What to produce »
Nothing in the data should change when you return it, but leave the pictures out.

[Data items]
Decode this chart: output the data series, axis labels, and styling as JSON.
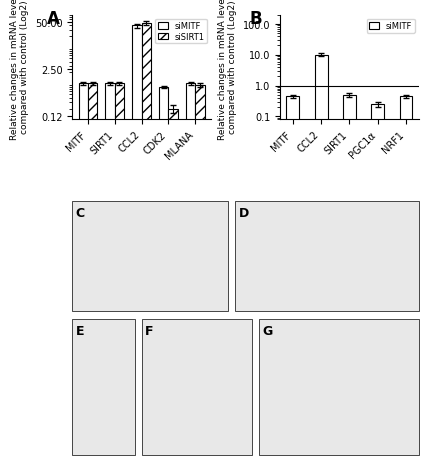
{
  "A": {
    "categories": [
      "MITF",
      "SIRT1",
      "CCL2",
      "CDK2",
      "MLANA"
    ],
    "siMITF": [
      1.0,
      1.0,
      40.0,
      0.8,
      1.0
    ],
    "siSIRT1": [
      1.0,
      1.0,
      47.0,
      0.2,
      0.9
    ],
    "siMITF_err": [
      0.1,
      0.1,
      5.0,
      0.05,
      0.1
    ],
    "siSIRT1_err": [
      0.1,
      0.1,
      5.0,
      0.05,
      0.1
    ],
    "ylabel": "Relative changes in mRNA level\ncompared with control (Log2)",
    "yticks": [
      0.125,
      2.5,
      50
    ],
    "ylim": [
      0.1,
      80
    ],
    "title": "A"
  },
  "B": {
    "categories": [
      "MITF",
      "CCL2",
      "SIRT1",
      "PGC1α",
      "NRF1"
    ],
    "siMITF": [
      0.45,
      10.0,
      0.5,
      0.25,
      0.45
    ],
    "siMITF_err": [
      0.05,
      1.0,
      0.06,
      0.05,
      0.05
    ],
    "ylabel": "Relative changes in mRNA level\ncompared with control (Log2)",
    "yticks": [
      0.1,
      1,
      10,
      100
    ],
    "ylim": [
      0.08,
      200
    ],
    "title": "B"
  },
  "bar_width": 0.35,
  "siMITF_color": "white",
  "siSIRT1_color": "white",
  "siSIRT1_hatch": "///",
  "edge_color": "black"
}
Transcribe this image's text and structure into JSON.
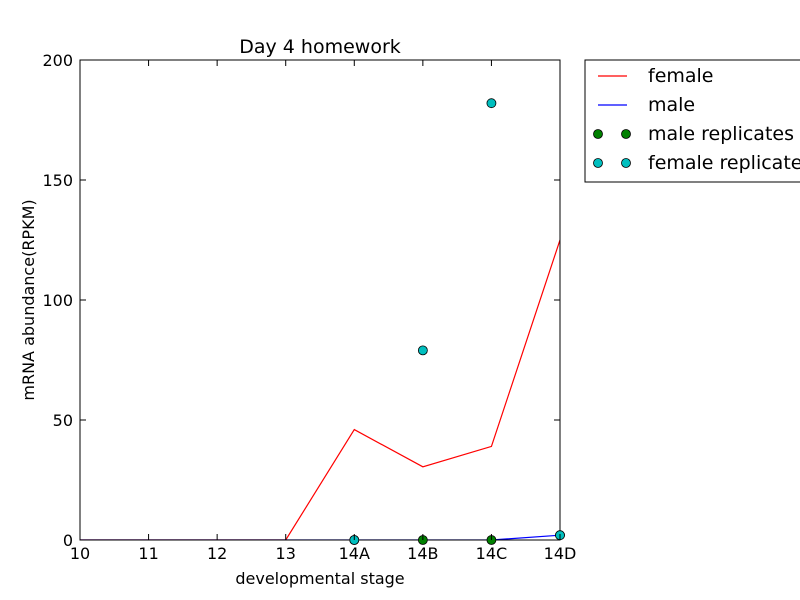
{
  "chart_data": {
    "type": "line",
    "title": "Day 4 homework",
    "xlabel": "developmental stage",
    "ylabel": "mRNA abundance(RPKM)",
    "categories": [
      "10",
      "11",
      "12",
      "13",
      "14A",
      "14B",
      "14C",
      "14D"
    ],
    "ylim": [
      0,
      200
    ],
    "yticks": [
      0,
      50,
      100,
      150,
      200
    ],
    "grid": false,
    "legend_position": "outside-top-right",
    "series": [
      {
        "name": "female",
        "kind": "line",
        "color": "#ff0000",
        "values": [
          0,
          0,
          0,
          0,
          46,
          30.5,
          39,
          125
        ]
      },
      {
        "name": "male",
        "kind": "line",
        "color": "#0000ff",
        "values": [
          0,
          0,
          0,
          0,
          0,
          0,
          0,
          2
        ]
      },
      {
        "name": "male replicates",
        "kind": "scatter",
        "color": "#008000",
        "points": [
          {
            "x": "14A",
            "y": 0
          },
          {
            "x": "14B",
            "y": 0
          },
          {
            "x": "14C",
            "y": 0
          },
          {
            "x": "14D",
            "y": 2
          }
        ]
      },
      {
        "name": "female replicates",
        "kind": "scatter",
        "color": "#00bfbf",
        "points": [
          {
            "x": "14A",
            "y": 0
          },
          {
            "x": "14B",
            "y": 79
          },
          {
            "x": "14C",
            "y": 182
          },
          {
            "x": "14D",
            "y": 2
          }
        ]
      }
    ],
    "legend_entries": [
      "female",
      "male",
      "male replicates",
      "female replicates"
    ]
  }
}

Solution to this problem »
Decode this chart: output the data series, axis labels, and styling as JSON.
{
  "A": {
    "categories": [
      "MITF",
      "SIRT1",
      "CCL2",
      "CDK2",
      "MLANA"
    ],
    "siMITF": [
      1.0,
      1.0,
      40.0,
      0.8,
      1.0
    ],
    "siSIRT1": [
      1.0,
      1.0,
      47.0,
      0.2,
      0.9
    ],
    "siMITF_err": [
      0.1,
      0.1,
      5.0,
      0.05,
      0.1
    ],
    "siSIRT1_err": [
      0.1,
      0.1,
      5.0,
      0.05,
      0.1
    ],
    "ylabel": "Relative changes in mRNA level\ncompared with control (Log2)",
    "yticks": [
      0.125,
      2.5,
      50
    ],
    "ylim": [
      0.1,
      80
    ],
    "title": "A"
  },
  "B": {
    "categories": [
      "MITF",
      "CCL2",
      "SIRT1",
      "PGC1α",
      "NRF1"
    ],
    "siMITF": [
      0.45,
      10.0,
      0.5,
      0.25,
      0.45
    ],
    "siMITF_err": [
      0.05,
      1.0,
      0.06,
      0.05,
      0.05
    ],
    "ylabel": "Relative changes in mRNA level\ncompared with control (Log2)",
    "yticks": [
      0.1,
      1,
      10,
      100
    ],
    "ylim": [
      0.08,
      200
    ],
    "title": "B"
  },
  "bar_width": 0.35,
  "siMITF_color": "white",
  "siSIRT1_color": "white",
  "siSIRT1_hatch": "///",
  "edge_color": "black"
}
Transcribe this image's text and structure into JSON.
{
  "chart_data": {
    "type": "line",
    "title": "Day 4 homework",
    "xlabel": "developmental stage",
    "ylabel": "mRNA abundance(RPKM)",
    "categories": [
      "10",
      "11",
      "12",
      "13",
      "14A",
      "14B",
      "14C",
      "14D"
    ],
    "ylim": [
      0,
      200
    ],
    "yticks": [
      0,
      50,
      100,
      150,
      200
    ],
    "grid": false,
    "legend_position": "outside-top-right",
    "series": [
      {
        "name": "female",
        "kind": "line",
        "color": "#ff0000",
        "values": [
          0,
          0,
          0,
          0,
          46,
          30.5,
          39,
          125
        ]
      },
      {
        "name": "male",
        "kind": "line",
        "color": "#0000ff",
        "values": [
          0,
          0,
          0,
          0,
          0,
          0,
          0,
          2
        ]
      },
      {
        "name": "male replicates",
        "kind": "scatter",
        "color": "#008000",
        "points": [
          {
            "x": "14A",
            "y": 0
          },
          {
            "x": "14B",
            "y": 0
          },
          {
            "x": "14C",
            "y": 0
          },
          {
            "x": "14D",
            "y": 2
          }
        ]
      },
      {
        "name": "female replicates",
        "kind": "scatter",
        "color": "#00bfbf",
        "points": [
          {
            "x": "14A",
            "y": 0
          },
          {
            "x": "14B",
            "y": 79
          },
          {
            "x": "14C",
            "y": 182
          },
          {
            "x": "14D",
            "y": 2
          }
        ]
      }
    ],
    "legend_entries": [
      "female",
      "male",
      "male replicates",
      "female replicates"
    ]
  }
}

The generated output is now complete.